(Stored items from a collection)
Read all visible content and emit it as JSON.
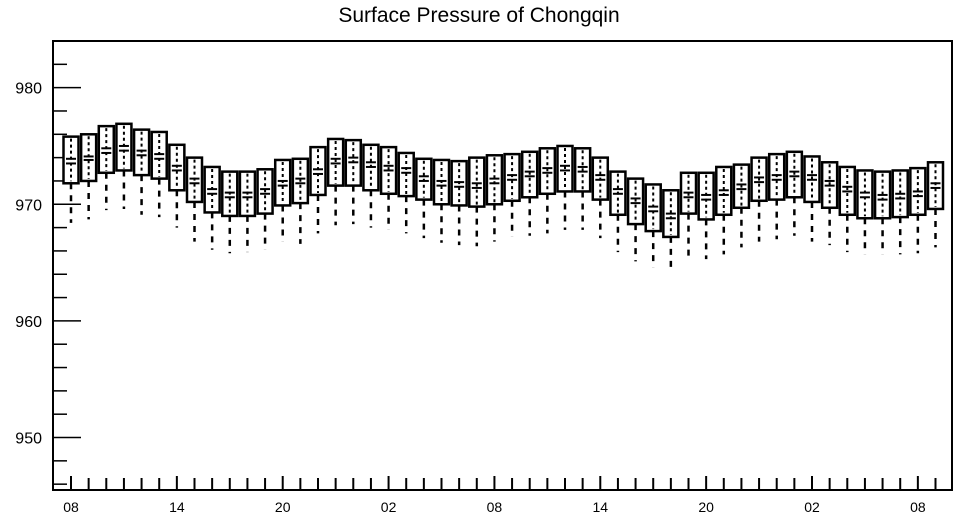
{
  "chart_data": {
    "type": "box",
    "title": "Surface Pressure of Chongqin",
    "xlabel": "",
    "ylabel": "",
    "ylim": [
      945.5,
      984
    ],
    "y_ticks": [
      "950",
      "960",
      "970",
      "980"
    ],
    "x_tick_labels": [
      "08",
      "14",
      "20",
      "02",
      "08",
      "14",
      "20",
      "02",
      "08"
    ],
    "box_series": {
      "median": [
        973.5,
        973.8,
        974.4,
        974.6,
        974.2,
        973.9,
        972.9,
        971.8,
        970.9,
        970.6,
        970.6,
        970.9,
        971.6,
        971.8,
        972.6,
        973.5,
        973.6,
        973.2,
        972.9,
        972.7,
        972.0,
        971.6,
        971.5,
        971.4,
        971.8,
        972.1,
        972.4,
        972.7,
        972.9,
        972.8,
        972.1,
        970.9,
        970.1,
        969.4,
        968.8,
        970.6,
        970.4,
        970.8,
        971.3,
        971.9,
        972.1,
        972.4,
        972.1,
        971.6,
        971.1,
        970.6,
        970.4,
        970.5,
        970.7,
        971.4
      ],
      "mean": [
        973.9,
        974.1,
        974.8,
        975.0,
        974.6,
        974.3,
        973.3,
        972.2,
        971.3,
        971.0,
        971.0,
        971.3,
        972.0,
        972.2,
        973.0,
        973.9,
        974.0,
        973.6,
        973.3,
        973.1,
        972.4,
        972.0,
        971.9,
        971.8,
        972.2,
        972.5,
        972.8,
        973.1,
        973.3,
        973.2,
        972.5,
        971.3,
        970.5,
        969.8,
        969.2,
        971.0,
        970.8,
        971.2,
        971.7,
        972.3,
        972.5,
        972.8,
        972.5,
        972.0,
        971.5,
        971.0,
        970.8,
        970.9,
        971.1,
        971.8
      ],
      "q1": [
        971.8,
        972.0,
        972.7,
        972.9,
        972.5,
        972.2,
        971.2,
        970.2,
        969.3,
        969.0,
        969.0,
        969.2,
        969.9,
        970.1,
        970.8,
        971.6,
        971.6,
        971.2,
        970.9,
        970.7,
        970.4,
        970.0,
        969.9,
        969.8,
        970.0,
        970.3,
        970.6,
        970.9,
        971.1,
        971.1,
        970.4,
        969.1,
        968.3,
        967.7,
        967.2,
        969.2,
        968.7,
        969.1,
        969.7,
        970.3,
        970.4,
        970.6,
        970.2,
        969.7,
        969.1,
        968.8,
        968.8,
        968.9,
        969.1,
        969.6
      ],
      "q3": [
        975.8,
        976.0,
        976.7,
        976.9,
        976.4,
        976.2,
        975.1,
        974.0,
        973.2,
        972.8,
        972.8,
        973.0,
        973.8,
        973.9,
        974.9,
        975.6,
        975.5,
        975.1,
        974.9,
        974.4,
        973.9,
        973.8,
        973.7,
        974.0,
        974.2,
        974.3,
        974.5,
        974.8,
        975.0,
        974.8,
        974.0,
        972.8,
        972.2,
        971.7,
        971.2,
        972.7,
        972.7,
        973.2,
        973.4,
        974.0,
        974.3,
        974.5,
        974.1,
        973.6,
        973.2,
        972.9,
        972.8,
        972.9,
        973.1,
        973.6
      ],
      "whisker_low": [
        968.4,
        968.7,
        969.5,
        969.6,
        969.1,
        968.9,
        968.0,
        966.8,
        966.1,
        965.8,
        965.9,
        966.1,
        966.8,
        966.6,
        967.5,
        968.2,
        968.3,
        968.0,
        967.8,
        967.5,
        967.1,
        966.7,
        966.5,
        966.4,
        966.8,
        967.2,
        967.3,
        967.5,
        967.8,
        967.8,
        967.1,
        965.9,
        965.1,
        964.6,
        964.3,
        965.6,
        965.3,
        965.7,
        966.3,
        966.8,
        967.0,
        967.3,
        966.8,
        966.5,
        965.9,
        965.7,
        965.7,
        965.7,
        965.8,
        966.3
      ]
    }
  }
}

• _Description of the task_
Return the material word for word. Pictures are not part of the copy.

• _Solution for this task_
Read all visible content and emit it as JSON.
{
  "chart_data": {
    "type": "box",
    "title": "Surface Pressure of Chongqin",
    "xlabel": "",
    "ylabel": "",
    "ylim": [
      945.5,
      984
    ],
    "y_ticks": [
      "950",
      "960",
      "970",
      "980"
    ],
    "x_tick_labels": [
      "08",
      "14",
      "20",
      "02",
      "08",
      "14",
      "20",
      "02",
      "08"
    ],
    "box_series": {
      "median": [
        973.5,
        973.8,
        974.4,
        974.6,
        974.2,
        973.9,
        972.9,
        971.8,
        970.9,
        970.6,
        970.6,
        970.9,
        971.6,
        971.8,
        972.6,
        973.5,
        973.6,
        973.2,
        972.9,
        972.7,
        972.0,
        971.6,
        971.5,
        971.4,
        971.8,
        972.1,
        972.4,
        972.7,
        972.9,
        972.8,
        972.1,
        970.9,
        970.1,
        969.4,
        968.8,
        970.6,
        970.4,
        970.8,
        971.3,
        971.9,
        972.1,
        972.4,
        972.1,
        971.6,
        971.1,
        970.6,
        970.4,
        970.5,
        970.7,
        971.4
      ],
      "mean": [
        973.9,
        974.1,
        974.8,
        975.0,
        974.6,
        974.3,
        973.3,
        972.2,
        971.3,
        971.0,
        971.0,
        971.3,
        972.0,
        972.2,
        973.0,
        973.9,
        974.0,
        973.6,
        973.3,
        973.1,
        972.4,
        972.0,
        971.9,
        971.8,
        972.2,
        972.5,
        972.8,
        973.1,
        973.3,
        973.2,
        972.5,
        971.3,
        970.5,
        969.8,
        969.2,
        971.0,
        970.8,
        971.2,
        971.7,
        972.3,
        972.5,
        972.8,
        972.5,
        972.0,
        971.5,
        971.0,
        970.8,
        970.9,
        971.1,
        971.8
      ],
      "q1": [
        971.8,
        972.0,
        972.7,
        972.9,
        972.5,
        972.2,
        971.2,
        970.2,
        969.3,
        969.0,
        969.0,
        969.2,
        969.9,
        970.1,
        970.8,
        971.6,
        971.6,
        971.2,
        970.9,
        970.7,
        970.4,
        970.0,
        969.9,
        969.8,
        970.0,
        970.3,
        970.6,
        970.9,
        971.1,
        971.1,
        970.4,
        969.1,
        968.3,
        967.7,
        967.2,
        969.2,
        968.7,
        969.1,
        969.7,
        970.3,
        970.4,
        970.6,
        970.2,
        969.7,
        969.1,
        968.8,
        968.8,
        968.9,
        969.1,
        969.6
      ],
      "q3": [
        975.8,
        976.0,
        976.7,
        976.9,
        976.4,
        976.2,
        975.1,
        974.0,
        973.2,
        972.8,
        972.8,
        973.0,
        973.8,
        973.9,
        974.9,
        975.6,
        975.5,
        975.1,
        974.9,
        974.4,
        973.9,
        973.8,
        973.7,
        974.0,
        974.2,
        974.3,
        974.5,
        974.8,
        975.0,
        974.8,
        974.0,
        972.8,
        972.2,
        971.7,
        971.2,
        972.7,
        972.7,
        973.2,
        973.4,
        974.0,
        974.3,
        974.5,
        974.1,
        973.6,
        973.2,
        972.9,
        972.8,
        972.9,
        973.1,
        973.6
      ],
      "whisker_low": [
        968.4,
        968.7,
        969.5,
        969.6,
        969.1,
        968.9,
        968.0,
        966.8,
        966.1,
        965.8,
        965.9,
        966.1,
        966.8,
        966.6,
        967.5,
        968.2,
        968.3,
        968.0,
        967.8,
        967.5,
        967.1,
        966.7,
        966.5,
        966.4,
        966.8,
        967.2,
        967.3,
        967.5,
        967.8,
        967.8,
        967.1,
        965.9,
        965.1,
        964.6,
        964.3,
        965.6,
        965.3,
        965.7,
        966.3,
        966.8,
        967.0,
        967.3,
        966.8,
        966.5,
        965.9,
        965.7,
        965.7,
        965.7,
        965.8,
        966.3
      ]
    }
  }
}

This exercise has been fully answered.